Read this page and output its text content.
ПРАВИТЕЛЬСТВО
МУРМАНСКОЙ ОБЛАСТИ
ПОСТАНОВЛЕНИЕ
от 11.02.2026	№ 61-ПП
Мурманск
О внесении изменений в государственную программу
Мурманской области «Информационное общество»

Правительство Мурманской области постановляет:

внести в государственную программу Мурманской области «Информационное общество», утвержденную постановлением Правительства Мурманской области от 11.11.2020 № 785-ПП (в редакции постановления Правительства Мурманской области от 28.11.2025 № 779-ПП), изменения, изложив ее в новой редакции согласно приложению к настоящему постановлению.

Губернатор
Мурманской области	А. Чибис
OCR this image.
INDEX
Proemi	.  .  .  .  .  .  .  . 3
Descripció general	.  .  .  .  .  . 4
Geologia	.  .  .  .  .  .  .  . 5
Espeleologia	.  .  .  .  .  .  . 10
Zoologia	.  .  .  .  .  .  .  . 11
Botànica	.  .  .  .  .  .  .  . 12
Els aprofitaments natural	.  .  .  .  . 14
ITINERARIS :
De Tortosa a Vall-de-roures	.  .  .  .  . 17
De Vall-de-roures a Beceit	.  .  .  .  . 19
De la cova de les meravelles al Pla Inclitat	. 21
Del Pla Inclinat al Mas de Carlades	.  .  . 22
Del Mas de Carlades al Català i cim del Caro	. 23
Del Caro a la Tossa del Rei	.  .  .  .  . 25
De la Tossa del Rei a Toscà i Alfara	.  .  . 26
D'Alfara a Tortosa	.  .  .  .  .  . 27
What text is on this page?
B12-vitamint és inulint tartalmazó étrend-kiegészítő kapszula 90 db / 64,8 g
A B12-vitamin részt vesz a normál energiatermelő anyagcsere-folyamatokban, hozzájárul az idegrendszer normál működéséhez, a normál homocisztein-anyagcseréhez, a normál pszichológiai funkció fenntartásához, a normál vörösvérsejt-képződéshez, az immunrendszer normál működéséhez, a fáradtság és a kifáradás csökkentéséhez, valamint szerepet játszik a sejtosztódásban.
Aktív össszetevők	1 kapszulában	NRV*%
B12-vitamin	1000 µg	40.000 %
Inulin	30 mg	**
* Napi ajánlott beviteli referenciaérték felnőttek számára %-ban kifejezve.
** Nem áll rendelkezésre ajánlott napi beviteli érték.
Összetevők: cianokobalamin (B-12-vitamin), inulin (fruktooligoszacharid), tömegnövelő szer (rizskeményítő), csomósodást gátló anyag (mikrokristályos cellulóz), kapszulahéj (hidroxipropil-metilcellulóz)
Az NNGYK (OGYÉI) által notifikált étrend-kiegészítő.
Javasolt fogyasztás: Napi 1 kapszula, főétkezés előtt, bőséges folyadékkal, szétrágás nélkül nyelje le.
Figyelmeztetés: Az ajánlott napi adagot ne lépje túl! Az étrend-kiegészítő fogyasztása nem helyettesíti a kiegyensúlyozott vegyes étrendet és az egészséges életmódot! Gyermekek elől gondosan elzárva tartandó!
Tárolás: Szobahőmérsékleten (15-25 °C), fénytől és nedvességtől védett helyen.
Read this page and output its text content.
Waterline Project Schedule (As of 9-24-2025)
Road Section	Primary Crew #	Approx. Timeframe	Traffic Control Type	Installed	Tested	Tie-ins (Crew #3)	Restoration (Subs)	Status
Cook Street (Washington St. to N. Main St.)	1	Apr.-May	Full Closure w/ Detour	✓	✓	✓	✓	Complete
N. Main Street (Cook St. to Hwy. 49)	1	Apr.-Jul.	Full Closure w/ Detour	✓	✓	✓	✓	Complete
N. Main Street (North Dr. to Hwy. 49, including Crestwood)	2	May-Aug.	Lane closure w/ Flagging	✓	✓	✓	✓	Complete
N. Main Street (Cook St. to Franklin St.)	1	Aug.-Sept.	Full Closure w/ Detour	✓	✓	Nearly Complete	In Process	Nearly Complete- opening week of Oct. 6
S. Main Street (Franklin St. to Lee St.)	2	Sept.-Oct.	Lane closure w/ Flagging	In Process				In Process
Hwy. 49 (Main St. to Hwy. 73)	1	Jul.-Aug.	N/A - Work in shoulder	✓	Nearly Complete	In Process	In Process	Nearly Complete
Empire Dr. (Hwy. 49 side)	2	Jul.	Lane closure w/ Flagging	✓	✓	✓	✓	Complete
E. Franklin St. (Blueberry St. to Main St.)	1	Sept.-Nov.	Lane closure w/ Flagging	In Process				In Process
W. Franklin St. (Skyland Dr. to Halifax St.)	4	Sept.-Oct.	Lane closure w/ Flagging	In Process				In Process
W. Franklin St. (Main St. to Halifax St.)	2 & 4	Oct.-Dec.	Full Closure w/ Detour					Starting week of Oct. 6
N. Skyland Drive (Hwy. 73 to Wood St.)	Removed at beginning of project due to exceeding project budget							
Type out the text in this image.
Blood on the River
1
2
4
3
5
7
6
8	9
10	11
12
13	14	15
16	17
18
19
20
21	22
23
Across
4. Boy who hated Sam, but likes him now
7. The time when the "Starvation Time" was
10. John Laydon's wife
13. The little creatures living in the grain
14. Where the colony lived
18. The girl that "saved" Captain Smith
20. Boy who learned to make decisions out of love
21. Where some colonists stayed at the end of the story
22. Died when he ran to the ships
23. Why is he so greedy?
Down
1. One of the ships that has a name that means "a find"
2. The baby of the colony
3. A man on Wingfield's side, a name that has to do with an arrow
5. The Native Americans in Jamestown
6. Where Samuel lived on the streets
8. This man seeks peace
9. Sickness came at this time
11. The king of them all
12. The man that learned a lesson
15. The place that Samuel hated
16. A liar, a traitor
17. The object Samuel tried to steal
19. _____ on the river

----------------------------------------

Problem to work on: Go through the listing above and pull out each line containing the word "when".

Task answer:
7. The time when the "Starvation Time" was
22. Died when he ran to the ships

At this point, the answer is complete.